_Data lines_:
++++++++++
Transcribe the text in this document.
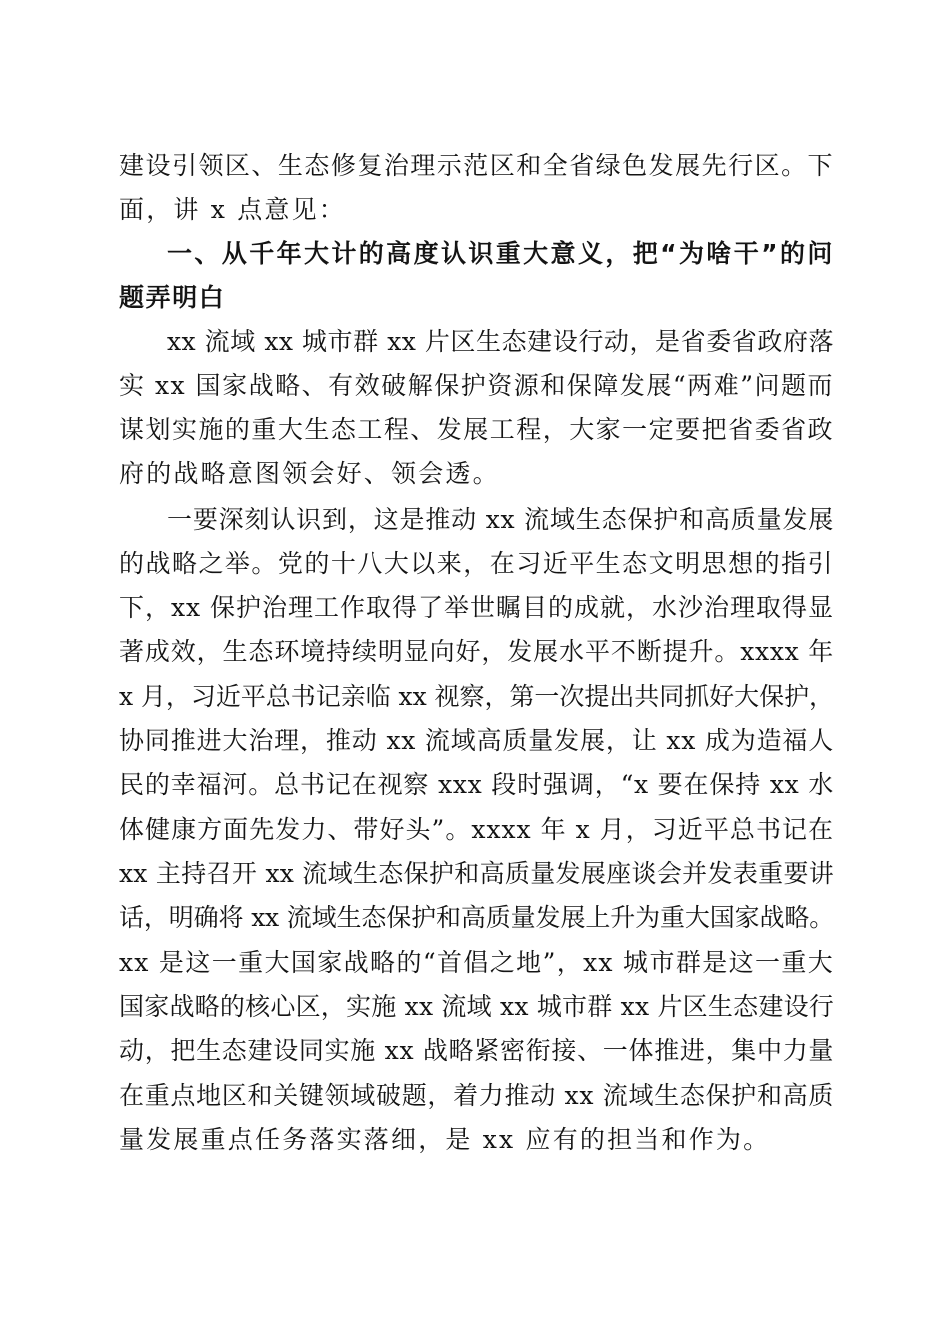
建设引领区、生态修复治理示范区和全省绿色发展先行区。下

面，讲 x 点意见：

一、从千年大计的高度认识重大意义，把“为啥干”的问

题弄明白

xx 流域 xx 城市群 xx 片区生态建设行动，是省委省政府落

实 xx 国家战略、有效破解保护资源和保障发展“两难”问题而

谋划实施的重大生态工程、发展工程，大家一定要把省委省政

府的战略意图领会好、领会透。

一要深刻认识到，这是推动 xx 流域生态保护和高质量发展

的战略之举。党的十八大以来，在习近平生态文明思想的指引

下，xx 保护治理工作取得了举世瞩目的成就，水沙治理取得显

著成效，生态环境持续明显向好，发展水平不断提升。xxxx 年

x 月，习近平总书记亲临 xx 视察，第一次提出共同抓好大保护，

协同推进大治理，推动 xx 流域高质量发展，让 xx 成为造福人

民的幸福河。总书记在视察 xxx 段时强调，“x 要在保持 xx 水

体健康方面先发力、带好头”。xxxx 年 x 月，习近平总书记在

xx 主持召开 xx 流域生态保护和高质量发展座谈会并发表重要讲

话，明确将 xx 流域生态保护和高质量发展上升为重大国家战略。

xx 是这一重大国家战略的“首倡之地”，xx 城市群是这一重大

国家战略的核心区，实施 xx 流域 xx 城市群 xx 片区生态建设行

动，把生态建设同实施 xx 战略紧密衔接、一体推进，集中力量

在重点地区和关键领域破题，着力推动 xx 流域生态保护和高质

量发展重点任务落实落细，是 xx 应有的担当和作为。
++++++++++
_Instruction_: Print the entries above exactly, taking out only the pictures.

_Answer in full_:
Transcribe the text in this document.
建设引领区、生态修复治理示范区和全省绿色发展先行区。下

面，讲 x 点意见：

一、从千年大计的高度认识重大意义，把“为啥干”的问

题弄明白

xx 流域 xx 城市群 xx 片区生态建设行动，是省委省政府落

实 xx 国家战略、有效破解保护资源和保障发展“两难”问题而

谋划实施的重大生态工程、发展工程，大家一定要把省委省政

府的战略意图领会好、领会透。

一要深刻认识到，这是推动 xx 流域生态保护和高质量发展

的战略之举。党的十八大以来，在习近平生态文明思想的指引

下，xx 保护治理工作取得了举世瞩目的成就，水沙治理取得显

著成效，生态环境持续明显向好，发展水平不断提升。xxxx 年

x 月，习近平总书记亲临 xx 视察，第一次提出共同抓好大保护，

协同推进大治理，推动 xx 流域高质量发展，让 xx 成为造福人

民的幸福河。总书记在视察 xxx 段时强调，“x 要在保持 xx 水

体健康方面先发力、带好头”。xxxx 年 x 月，习近平总书记在

xx 主持召开 xx 流域生态保护和高质量发展座谈会并发表重要讲

话，明确将 xx 流域生态保护和高质量发展上升为重大国家战略。

xx 是这一重大国家战略的“首倡之地”，xx 城市群是这一重大

国家战略的核心区，实施 xx 流域 xx 城市群 xx 片区生态建设行

动，把生态建设同实施 xx 战略紧密衔接、一体推进，集中力量

在重点地区和关键领域破题，着力推动 xx 流域生态保护和高质

量发展重点任务落实落细，是 xx 应有的担当和作为。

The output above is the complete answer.